## Problem to work on
Of the lines in the entries, how many hold the word "this"? Give that number alone.

[Excerpts from a figure dataset]
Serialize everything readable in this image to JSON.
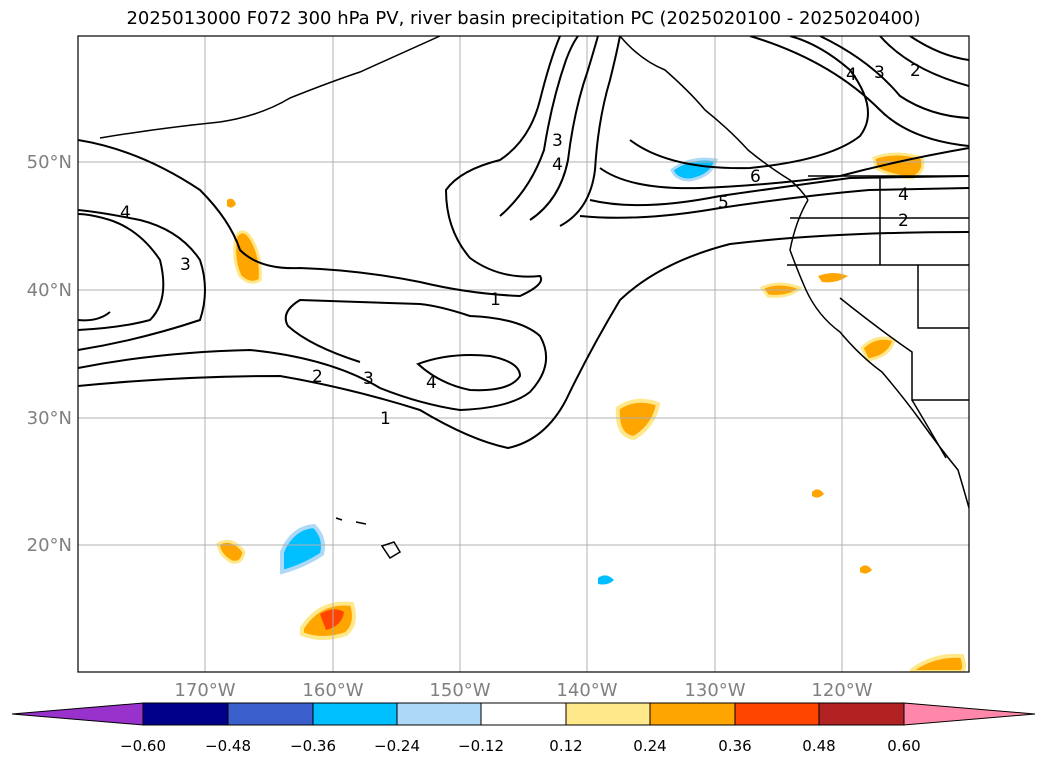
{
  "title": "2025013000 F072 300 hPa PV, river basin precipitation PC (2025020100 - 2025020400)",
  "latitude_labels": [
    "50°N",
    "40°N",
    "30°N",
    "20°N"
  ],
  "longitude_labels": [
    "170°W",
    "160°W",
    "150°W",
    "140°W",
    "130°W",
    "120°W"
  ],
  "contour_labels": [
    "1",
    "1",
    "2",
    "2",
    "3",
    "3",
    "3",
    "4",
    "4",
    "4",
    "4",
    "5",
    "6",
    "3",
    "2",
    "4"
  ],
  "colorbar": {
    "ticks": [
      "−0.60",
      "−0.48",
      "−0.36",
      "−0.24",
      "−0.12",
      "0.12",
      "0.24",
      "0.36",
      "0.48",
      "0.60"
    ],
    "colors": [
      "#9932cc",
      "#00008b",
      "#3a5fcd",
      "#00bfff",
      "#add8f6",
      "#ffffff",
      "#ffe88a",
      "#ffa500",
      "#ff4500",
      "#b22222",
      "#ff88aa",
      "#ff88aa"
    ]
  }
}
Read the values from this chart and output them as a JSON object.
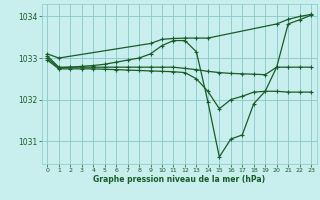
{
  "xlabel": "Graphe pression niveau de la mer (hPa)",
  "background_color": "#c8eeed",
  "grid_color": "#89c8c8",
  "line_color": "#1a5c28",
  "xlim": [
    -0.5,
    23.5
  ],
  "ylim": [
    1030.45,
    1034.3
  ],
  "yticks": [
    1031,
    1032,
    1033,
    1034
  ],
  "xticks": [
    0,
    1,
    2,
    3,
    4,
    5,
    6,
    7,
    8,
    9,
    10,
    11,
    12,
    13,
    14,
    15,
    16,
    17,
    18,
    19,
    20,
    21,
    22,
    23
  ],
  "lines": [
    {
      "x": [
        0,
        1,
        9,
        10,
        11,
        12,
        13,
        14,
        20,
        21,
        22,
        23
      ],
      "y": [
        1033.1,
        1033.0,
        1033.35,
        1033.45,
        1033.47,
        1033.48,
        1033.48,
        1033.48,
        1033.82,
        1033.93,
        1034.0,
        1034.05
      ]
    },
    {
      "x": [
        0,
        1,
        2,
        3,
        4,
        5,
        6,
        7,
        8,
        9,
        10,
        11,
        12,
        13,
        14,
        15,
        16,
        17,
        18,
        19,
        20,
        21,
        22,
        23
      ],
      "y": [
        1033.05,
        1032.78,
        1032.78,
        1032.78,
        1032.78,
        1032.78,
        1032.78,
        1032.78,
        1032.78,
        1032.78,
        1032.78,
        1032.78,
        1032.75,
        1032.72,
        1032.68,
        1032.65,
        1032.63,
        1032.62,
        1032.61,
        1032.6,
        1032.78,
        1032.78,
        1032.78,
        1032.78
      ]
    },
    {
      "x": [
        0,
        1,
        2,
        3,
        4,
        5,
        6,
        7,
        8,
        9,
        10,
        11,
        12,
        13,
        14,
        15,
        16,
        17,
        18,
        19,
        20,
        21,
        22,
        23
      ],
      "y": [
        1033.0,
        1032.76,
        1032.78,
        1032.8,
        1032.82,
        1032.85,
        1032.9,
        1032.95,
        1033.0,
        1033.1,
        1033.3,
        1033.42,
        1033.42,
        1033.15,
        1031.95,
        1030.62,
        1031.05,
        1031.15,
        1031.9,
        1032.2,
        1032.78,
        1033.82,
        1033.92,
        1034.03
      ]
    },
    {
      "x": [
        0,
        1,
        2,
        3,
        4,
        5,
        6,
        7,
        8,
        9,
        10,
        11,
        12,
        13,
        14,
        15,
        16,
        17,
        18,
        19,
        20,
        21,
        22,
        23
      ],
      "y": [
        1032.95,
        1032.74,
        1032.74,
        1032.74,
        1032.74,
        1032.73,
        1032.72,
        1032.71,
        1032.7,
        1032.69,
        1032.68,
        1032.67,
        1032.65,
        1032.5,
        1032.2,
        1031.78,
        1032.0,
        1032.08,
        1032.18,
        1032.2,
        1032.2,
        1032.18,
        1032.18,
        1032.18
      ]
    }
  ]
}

## Expected answer
2